Supplied text:
====
For a moment I wondered whether I was being fooled, or thought perhaps that I had misunderstood them. But then Gogo, reaching up under the darkened eaves brought down a bundle wrapped in several layers of bark cloth, and unravelling this with great care, he revealed a mask. It was an extraordinary, helmet-shaped object, rather terrifying, and ugly beyond belief. It represented a man obviously of Gogo’s own tribe, for its yellow-ochre face was overlaid with ribs of black wax depicting the elaborate patterns of the Makonde tribal markings; and its hair was human hair, pressed into the soft white wood from which the mpiko was made.
As their masks appeared so sacred to the Makonde I wondered whether or not they would be willing to sell them. Though most of them were so gruesome that I could not imagine that any European or American would want them to hang up as wall decorations, I wanted to buy quite a large number for All and Nat to distribute to various museums in the United States. But when I suggested buying them to Gogo, he willingly agreed. Furthermore, after consultations with the other men, the price he asked was astonishingly cheap – only five shillings per mask. The reason for this was that, being made of very soft “njala” wood – the wood of the cotton tree – they were easy to make, and their antiquity was of no importance to the Makonde. They were hidden away not for the sake of preservation, but to keep uninitiated people from seeing them. Indeed sometimes they did not hide them in huts at all, but in particularly dense patches of undergrowth. There was an occasion later on when we were looking for a mask hidden in the bush when it took the man who hid it twenty-five minutes to find it. So I bought that mask at Mboo, and several others beside.
Makonde helmet mask. Collection British Museum (1957.Af.3.70).
In the end Dick-Read would collect almost fifty Makonde masks before returning home. Ironically, the best mpiko he would ever come across, he found in London..
Two or three years later, in London, I was browsing round the shelves of one of the leading primitive art dealers in England when, high up a shelf, almost out of sight, I suddenly noticed a very unusual mask. To me it was unmistakably Makonde, for it had the same facial markings and other characteristics. It was particularly unusual in that it was neither a face mask such as those worn by the northern Makonde, nor a full helmet mask worn by the southern Makonde. It was what is called a “half-helmet mask” which covers the face but has a piece extending backwards over the crown of the head; and it was the only one like it I had ever seen. I asked the dealer if he knew anything about it, but until he had checked his lists he was not even sure it was Makonde. In any event he had no idea it was particularly unusual, and as, like most Makonde masks, it was not particularly beautiful to Western eyes, it had been sitting up there on the shelf for years, unsold. The price head on it was rather high, but after a bit of bargaining I persuaded him to let me have it for rather less than half the list price – just to get it out of his way. He wrapped it; I thanked him and, jumping into a taxi, drove straight round to the British Museum. Within half ann hour I had sold it to them (at a handsome profit) and a few weeks later it was published as the frontispice of the Royal Anthropological Insitute’s magazine Man – of of the finest and most unusual Makonde masks known.
====
Given exercise A:
In the text about Makonde masks, what price per mask did Gogo ask?
Given exercise B:
Output every line of the rows from the one containing "legend-marker bbox=[226, 136, 247, 156]" down to the one containing "data-point bbox=[2217, 552, 2238, 574]", including both.
The rows have no connection to the text about Makonde masks.

Element placement data
====
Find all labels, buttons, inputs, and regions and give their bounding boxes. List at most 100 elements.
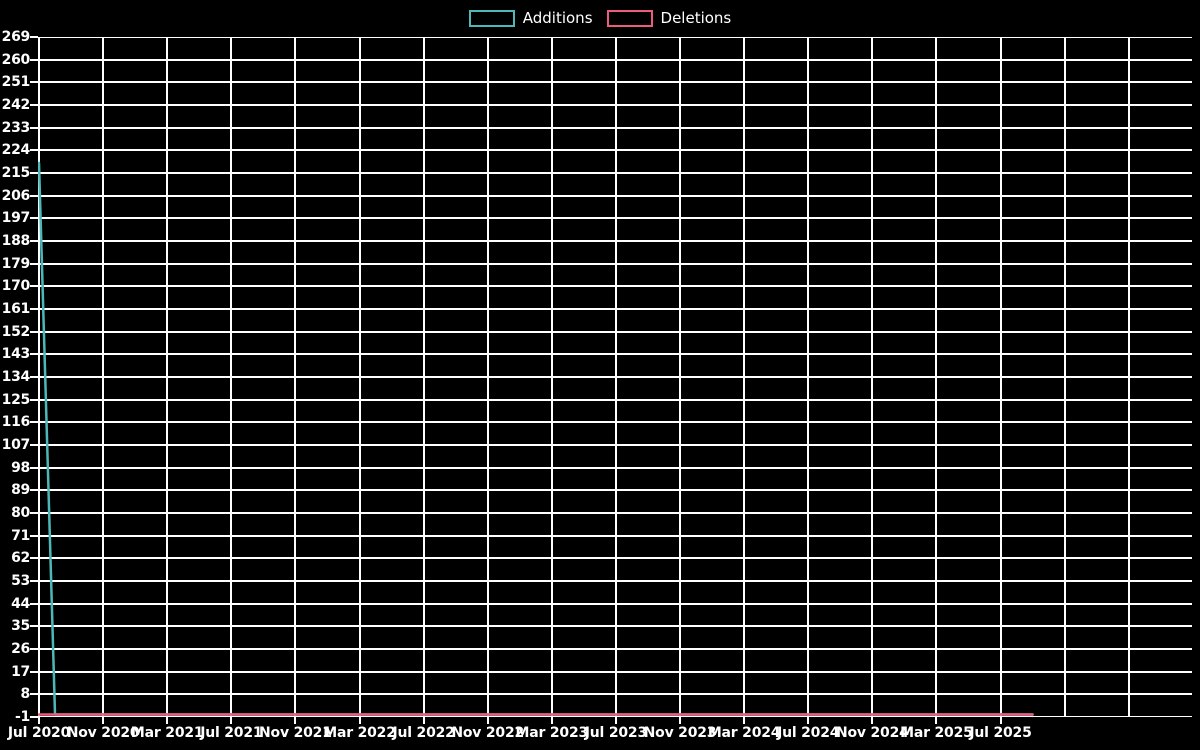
x-tick-mark xyxy=(166,717,169,724)
y-tick-mark xyxy=(30,376,38,378)
legend-label-deletions: Deletions xyxy=(660,8,732,27)
y-tick-mark xyxy=(30,353,38,356)
x-tick-label: Jul 2025 xyxy=(969,725,1032,741)
y-tick-label: 107 xyxy=(1,437,31,453)
x-tick-label: Mar 2021 xyxy=(130,725,204,741)
legend-entry-additions[interactable]: Additions xyxy=(468,8,593,27)
y-tick-mark xyxy=(30,602,38,605)
x-tick-label: Nov 2024 xyxy=(835,725,909,741)
y-tick-mark xyxy=(30,217,38,220)
gridline-vertical xyxy=(38,37,40,717)
gridline-vertical xyxy=(166,37,169,717)
gridline-vertical xyxy=(679,37,681,717)
y-tick-label: 17 xyxy=(11,663,30,680)
legend-label-additions: Additions xyxy=(522,8,593,27)
gridline-vertical xyxy=(743,37,746,717)
y-tick-label: 116 xyxy=(1,414,31,431)
x-tick-mark xyxy=(871,717,874,724)
y-tick-mark xyxy=(30,126,38,129)
y-tick-label: 44 xyxy=(11,595,30,612)
gridline-vertical xyxy=(294,37,297,717)
y-tick-mark xyxy=(30,716,38,718)
x-tick-mark xyxy=(935,717,938,724)
y-tick-label: 134 xyxy=(1,369,31,385)
y-tick-label: 179 xyxy=(1,255,31,272)
gridline-vertical xyxy=(871,37,874,717)
y-tick-mark xyxy=(30,58,38,61)
y-tick-mark xyxy=(30,693,38,696)
y-tick-mark xyxy=(30,625,38,628)
y-tick-label: 233 xyxy=(1,119,31,136)
y-tick-label: 260 xyxy=(1,51,31,68)
y-tick-label: 170 xyxy=(1,278,31,295)
chart-legend: Additions Deletions xyxy=(0,0,1200,36)
gridline-vertical xyxy=(807,37,810,717)
y-tick-mark xyxy=(30,444,38,446)
y-tick-label: 188 xyxy=(1,233,31,249)
y-tick-mark xyxy=(30,557,38,560)
gridline-vertical xyxy=(999,37,1002,717)
y-tick-mark xyxy=(30,262,38,265)
y-tick-mark xyxy=(30,194,38,197)
y-tick-label: 35 xyxy=(11,618,30,635)
x-tick-mark xyxy=(102,717,105,724)
y-tick-mark xyxy=(30,534,38,537)
y-tick-mark xyxy=(30,421,38,424)
y-tick-mark xyxy=(30,81,38,84)
x-tick-label: Jul 2024 xyxy=(777,725,840,741)
gridline-vertical xyxy=(102,37,105,717)
y-tick-label: 161 xyxy=(1,301,31,317)
gridline-vertical xyxy=(1063,37,1066,717)
x-tick-mark xyxy=(550,717,553,724)
legend-swatch-deletions xyxy=(606,9,653,27)
y-tick-label: 251 xyxy=(1,74,31,91)
y-tick-mark xyxy=(30,489,38,492)
gridline-vertical xyxy=(614,37,617,717)
x-tick-mark xyxy=(294,717,297,724)
x-tick-mark xyxy=(679,717,681,724)
x-tick-mark xyxy=(358,717,361,724)
y-tick-mark xyxy=(30,104,38,106)
y-tick-label: 224 xyxy=(1,142,31,159)
y-tick-label: 152 xyxy=(1,323,31,340)
y-tick-mark xyxy=(30,240,38,242)
gridline-vertical xyxy=(422,37,425,717)
x-tick-label: Jul 2022 xyxy=(392,725,455,741)
y-tick-mark xyxy=(30,36,38,38)
y-tick-mark xyxy=(30,512,38,514)
x-tick-label: Jul 2021 xyxy=(200,725,263,741)
y-tick-label: 215 xyxy=(1,165,31,181)
y-tick-label: 206 xyxy=(1,187,31,204)
x-tick-label: Mar 2025 xyxy=(900,725,973,741)
x-tick-label: Nov 2020 xyxy=(66,725,140,741)
x-tick-label: Jul 2023 xyxy=(584,725,647,741)
legend-entry-deletions[interactable]: Deletions xyxy=(606,8,732,27)
x-tick-mark xyxy=(38,717,40,724)
y-tick-label: 71 xyxy=(11,527,30,544)
y-tick-label: 197 xyxy=(1,210,31,227)
x-tick-label: Mar 2022 xyxy=(323,725,396,741)
y-tick-label: 125 xyxy=(1,391,31,408)
y-tick-label: 89 xyxy=(11,482,30,499)
x-tick-label: Mar 2023 xyxy=(515,725,589,741)
gridline-vertical xyxy=(358,37,361,717)
gridline-vertical xyxy=(935,37,938,717)
x-tick-mark xyxy=(486,717,489,724)
y-tick-mark xyxy=(30,172,38,174)
legend-swatch-additions xyxy=(468,9,515,27)
x-tick-mark xyxy=(999,717,1002,724)
y-tick-mark xyxy=(30,648,38,650)
y-tick-mark xyxy=(30,149,38,152)
x-tick-label: Jul 2020 xyxy=(7,725,71,741)
x-tick-label: Nov 2022 xyxy=(451,725,525,741)
y-tick-label: 98 xyxy=(11,459,30,476)
plot-area xyxy=(38,37,1192,717)
y-tick-mark xyxy=(30,330,38,333)
x-tick-label: Mar 2024 xyxy=(707,725,781,741)
x-tick-label: Nov 2023 xyxy=(643,725,717,741)
y-tick-label: 80 xyxy=(11,505,30,521)
y-tick-mark xyxy=(30,285,38,288)
x-tick-mark xyxy=(422,717,425,724)
x-tick-mark xyxy=(614,717,617,724)
y-tick-mark xyxy=(30,580,38,582)
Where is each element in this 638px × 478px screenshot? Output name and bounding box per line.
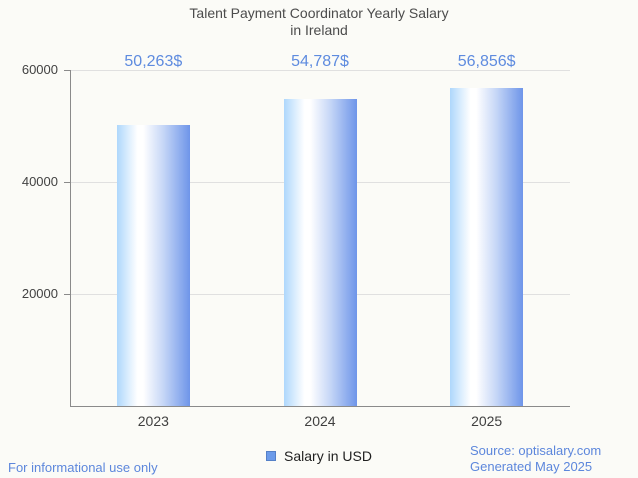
bar-value-label: 50,263$ [124,53,183,70]
bar-value-label: 56,856$ [457,53,516,70]
legend: Salary in USD [0,448,638,464]
x-axis-label: 2023 [137,413,169,429]
bar-value-label: 54,787$ [291,53,349,70]
y-axis-label: 60000 [21,62,58,77]
y-axis-tick [64,70,70,71]
source-block: Source: optisalary.com Generated May 202… [470,443,601,475]
y-axis-tick [64,182,70,183]
legend-label: Salary in USD [284,448,372,464]
chart-title-line1: Talent Payment Coordinator Yearly Salary [189,5,449,21]
y-axis-label: 20000 [21,286,58,301]
chart-title: Talent Payment Coordinator Yearly Salary… [0,5,638,39]
disclaimer-text: For informational use only [8,460,158,475]
source-text[interactable]: Source: optisalary.com [470,443,602,458]
y-axis-line [70,70,71,406]
legend-swatch [266,451,277,461]
x-axis-label: 2025 [471,413,503,429]
gridline [70,70,570,71]
x-axis-line [70,406,570,407]
y-axis-label: 40000 [21,174,58,189]
generated-text: Generated May 2025 [470,459,593,474]
chart-title-line2: in Ireland [290,22,348,38]
x-axis-label: 2024 [304,413,336,429]
bar[interactable] [116,124,190,406]
y-axis-tick [64,294,70,295]
bar[interactable] [450,87,524,406]
bar[interactable] [283,99,357,406]
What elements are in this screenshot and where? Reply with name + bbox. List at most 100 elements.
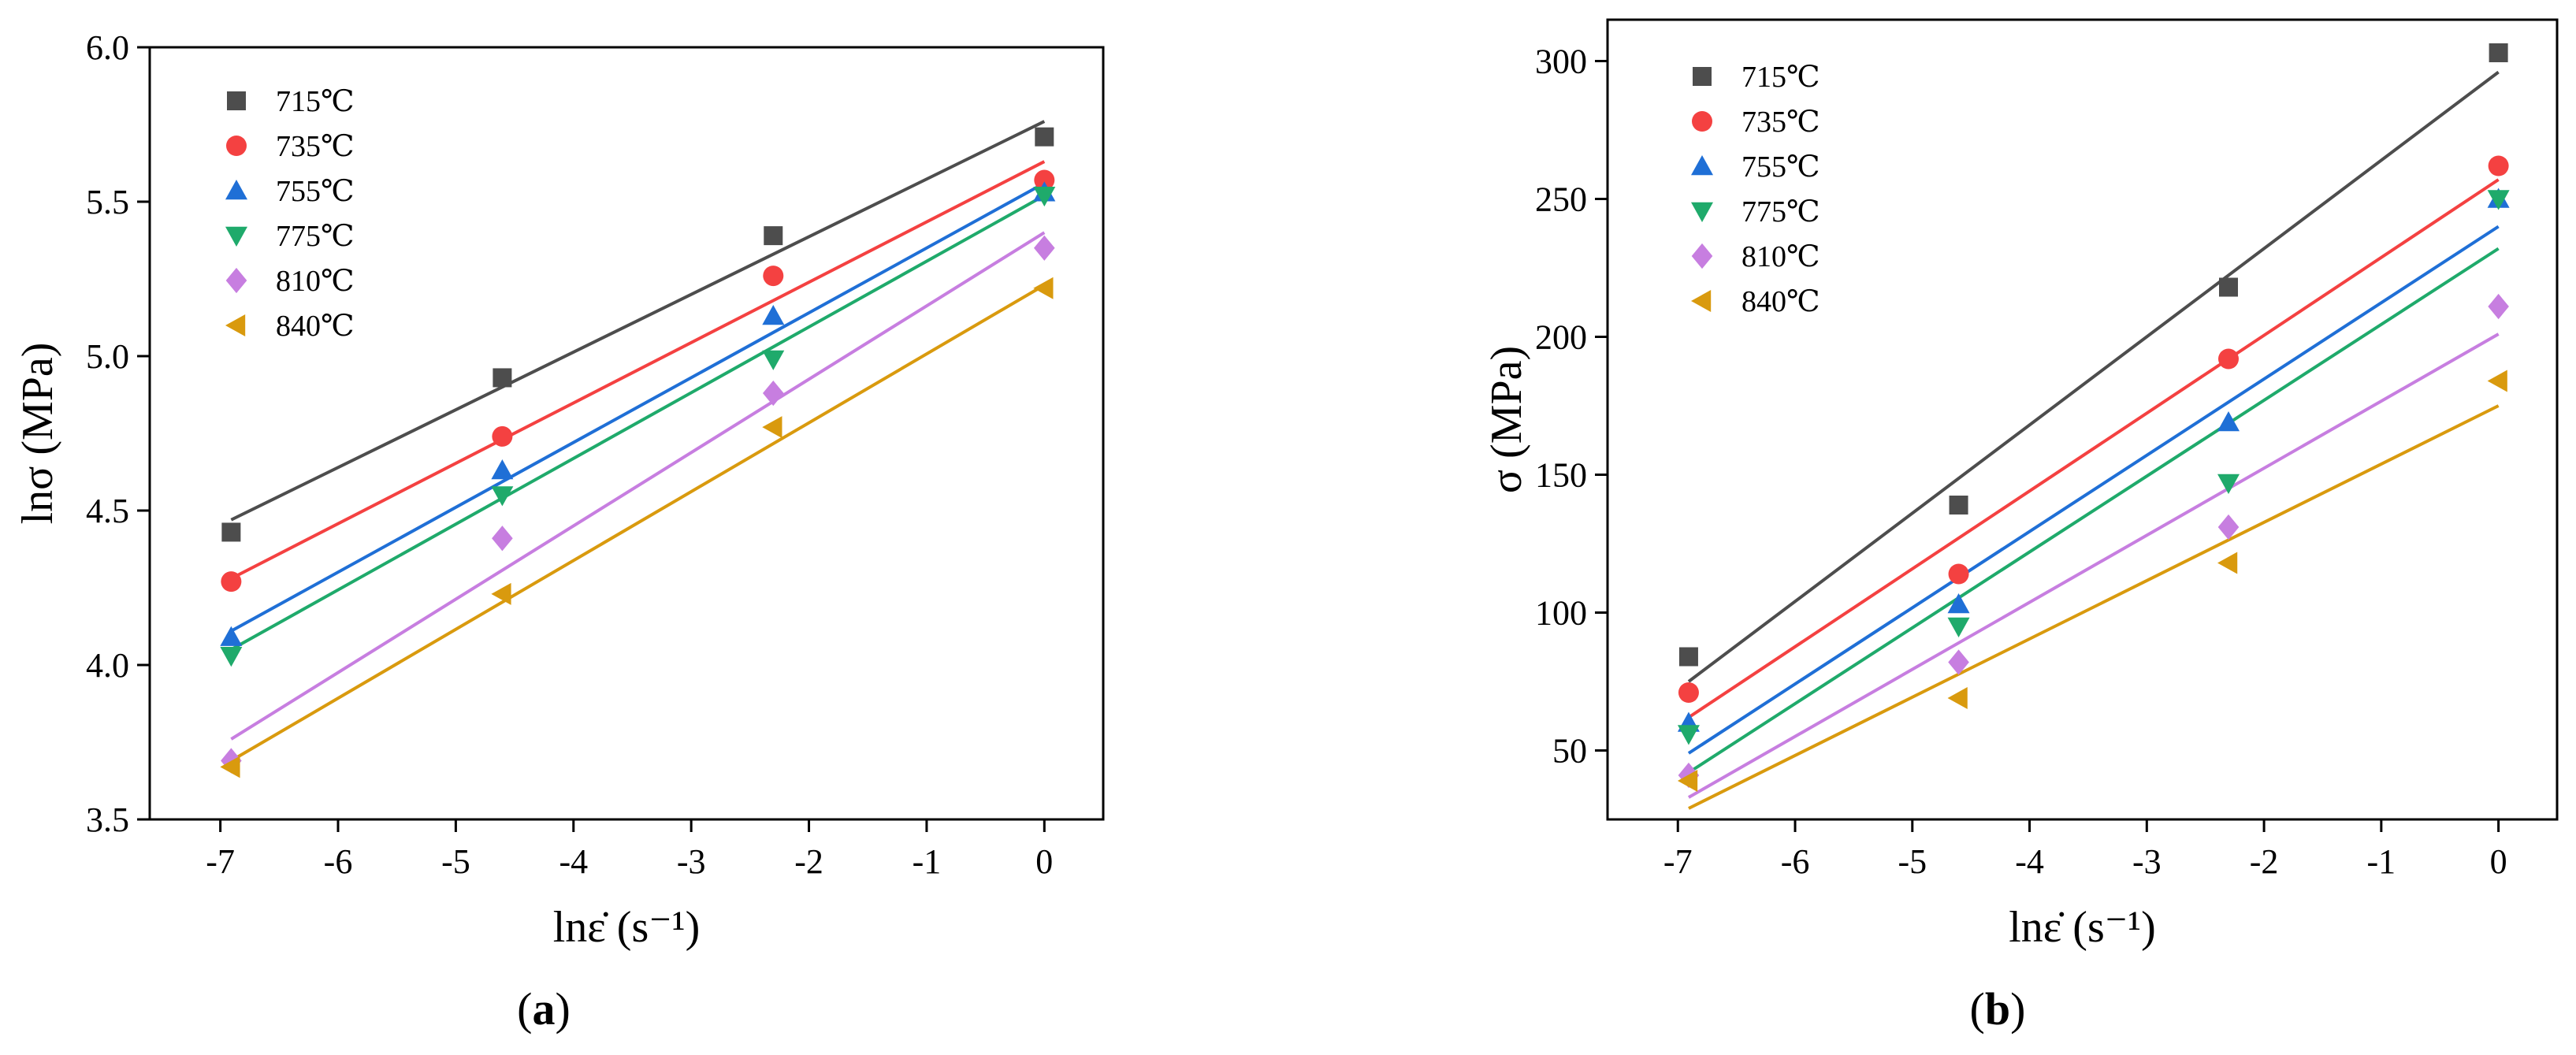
legend-marker bbox=[226, 136, 247, 156]
data-point bbox=[220, 647, 243, 667]
data-point bbox=[1947, 593, 1970, 614]
legend-label: 735℃ bbox=[1741, 106, 1820, 139]
plot-frame bbox=[1606, 18, 2559, 821]
data-point bbox=[2217, 411, 2240, 432]
fit-line bbox=[230, 120, 1046, 522]
legend-label: 810℃ bbox=[1741, 240, 1820, 273]
data-point bbox=[2217, 552, 2238, 574]
legend-marker bbox=[1691, 243, 1713, 269]
x-tick-label: -6 bbox=[324, 842, 353, 881]
data-point bbox=[762, 305, 785, 325]
legend-marker bbox=[1691, 155, 1713, 176]
data-point bbox=[491, 459, 514, 480]
fit-line bbox=[230, 194, 1046, 652]
data-point bbox=[2489, 43, 2508, 62]
data-point bbox=[2488, 293, 2509, 320]
data-point bbox=[2219, 277, 2239, 297]
legend-label: 755℃ bbox=[1741, 150, 1820, 184]
legend-label: 715℃ bbox=[1741, 61, 1820, 94]
legend-label: 715℃ bbox=[276, 85, 355, 118]
fit-line bbox=[1687, 225, 2500, 755]
y-tick-label: 4.5 bbox=[86, 492, 129, 530]
legend-marker bbox=[225, 226, 247, 247]
legend-label: 840℃ bbox=[276, 310, 355, 343]
x-tick-label: -2 bbox=[794, 842, 823, 881]
data-point bbox=[2218, 348, 2240, 370]
data-point bbox=[221, 522, 241, 542]
legend-marker bbox=[1692, 111, 1712, 132]
plot-frame bbox=[148, 46, 1105, 821]
data-point bbox=[493, 368, 512, 388]
legend-marker bbox=[1691, 202, 1713, 222]
data-point bbox=[220, 626, 243, 646]
data-point bbox=[2488, 155, 2509, 176]
data-point bbox=[1947, 687, 1968, 709]
data-point bbox=[492, 425, 513, 447]
data-point bbox=[2217, 474, 2240, 494]
x-tick-label: -7 bbox=[1663, 842, 1693, 881]
x-tick-label: -4 bbox=[559, 842, 588, 881]
y-tick-label: 6.0 bbox=[86, 28, 129, 67]
data-point bbox=[1033, 186, 1056, 207]
data-point bbox=[2487, 370, 2507, 392]
y-tick-label: 150 bbox=[1535, 456, 1587, 495]
data-point bbox=[764, 226, 783, 246]
data-point bbox=[762, 350, 785, 370]
legend-marker bbox=[225, 267, 247, 294]
data-point bbox=[2217, 514, 2240, 541]
data-point bbox=[1035, 127, 1054, 147]
data-point bbox=[762, 416, 782, 439]
fit-line bbox=[230, 181, 1046, 633]
legend-label: 775℃ bbox=[276, 220, 355, 253]
legend-label: 735℃ bbox=[276, 130, 355, 163]
fit-line bbox=[1687, 332, 2500, 799]
x-tick-label: -3 bbox=[677, 842, 706, 881]
data-point bbox=[1948, 563, 1969, 585]
data-point bbox=[1678, 647, 1698, 667]
y-tick-label: 5.5 bbox=[86, 183, 129, 221]
panel-label: (a) bbox=[517, 983, 571, 1035]
x-tick-label: -7 bbox=[206, 842, 235, 881]
x-tick-label: 0 bbox=[2490, 842, 2507, 881]
fit-line bbox=[1687, 247, 2500, 775]
legend-marker bbox=[1691, 290, 1712, 312]
x-axis-label: lnε̇ (s⁻¹) bbox=[553, 903, 701, 952]
data-point bbox=[491, 486, 514, 507]
data-point bbox=[1947, 617, 1970, 637]
data-point bbox=[220, 756, 240, 778]
fit-line bbox=[230, 284, 1046, 763]
legend-label: 810℃ bbox=[276, 265, 355, 298]
x-tick-label: -4 bbox=[2015, 842, 2044, 881]
x-tick-label: -3 bbox=[2132, 842, 2162, 881]
chart-panel-a: -7 -6 -5 -4 -3 -2 -1 0 3.5 4.0 4.5 5.0 5.5 6.0 lnε̇ (s… bbox=[13, 28, 1105, 1035]
x-tick-label: -2 bbox=[2250, 842, 2279, 881]
fit-line bbox=[230, 160, 1046, 581]
x-tick-label: -1 bbox=[2367, 842, 2396, 881]
data-point bbox=[1034, 235, 1055, 261]
legend-label: 755℃ bbox=[276, 175, 355, 208]
x-axis-label: lnε̇ (s⁻¹) bbox=[2009, 903, 2156, 952]
data-point bbox=[763, 266, 784, 287]
data-point bbox=[2487, 190, 2510, 210]
x-tick-label: -5 bbox=[1898, 842, 1927, 881]
data-point bbox=[1678, 682, 1699, 703]
panel-label: (b) bbox=[1970, 983, 2026, 1035]
data-point bbox=[491, 582, 511, 605]
fit-line bbox=[1688, 404, 2500, 810]
legend-marker bbox=[1693, 67, 1712, 86]
y-axis-label: σ (MPa) bbox=[1482, 346, 1531, 493]
x-tick-label: -5 bbox=[441, 842, 470, 881]
y-tick-label: 250 bbox=[1535, 180, 1587, 219]
y-tick-label: 300 bbox=[1535, 43, 1587, 81]
data-point bbox=[1677, 770, 1698, 792]
legend-marker bbox=[227, 91, 246, 110]
legend-label: 775℃ bbox=[1741, 195, 1820, 228]
data-point bbox=[762, 380, 784, 407]
legend-marker bbox=[225, 314, 246, 336]
fit-line bbox=[1687, 178, 2500, 719]
y-tick-label: 5.0 bbox=[86, 337, 129, 376]
data-point bbox=[1034, 169, 1055, 191]
fit-line bbox=[230, 231, 1046, 741]
y-tick-label: 200 bbox=[1535, 318, 1587, 357]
====
Worked solution A:
Five shillings per mask.

Worked solution B:
legend-marker bbox=[226, 136, 247, 156]
data-point bbox=[220, 647, 243, 667]
data-point bbox=[1947, 593, 1970, 614]
legend-label: 735℃ bbox=[1741, 106, 1820, 139]
plot-frame bbox=[1606, 18, 2559, 821]
data-point bbox=[2217, 411, 2240, 432]
fit-line bbox=[230, 120, 1046, 522]
legend-label: 810℃ bbox=[1741, 240, 1820, 273]
data-point bbox=[2217, 552, 2238, 574]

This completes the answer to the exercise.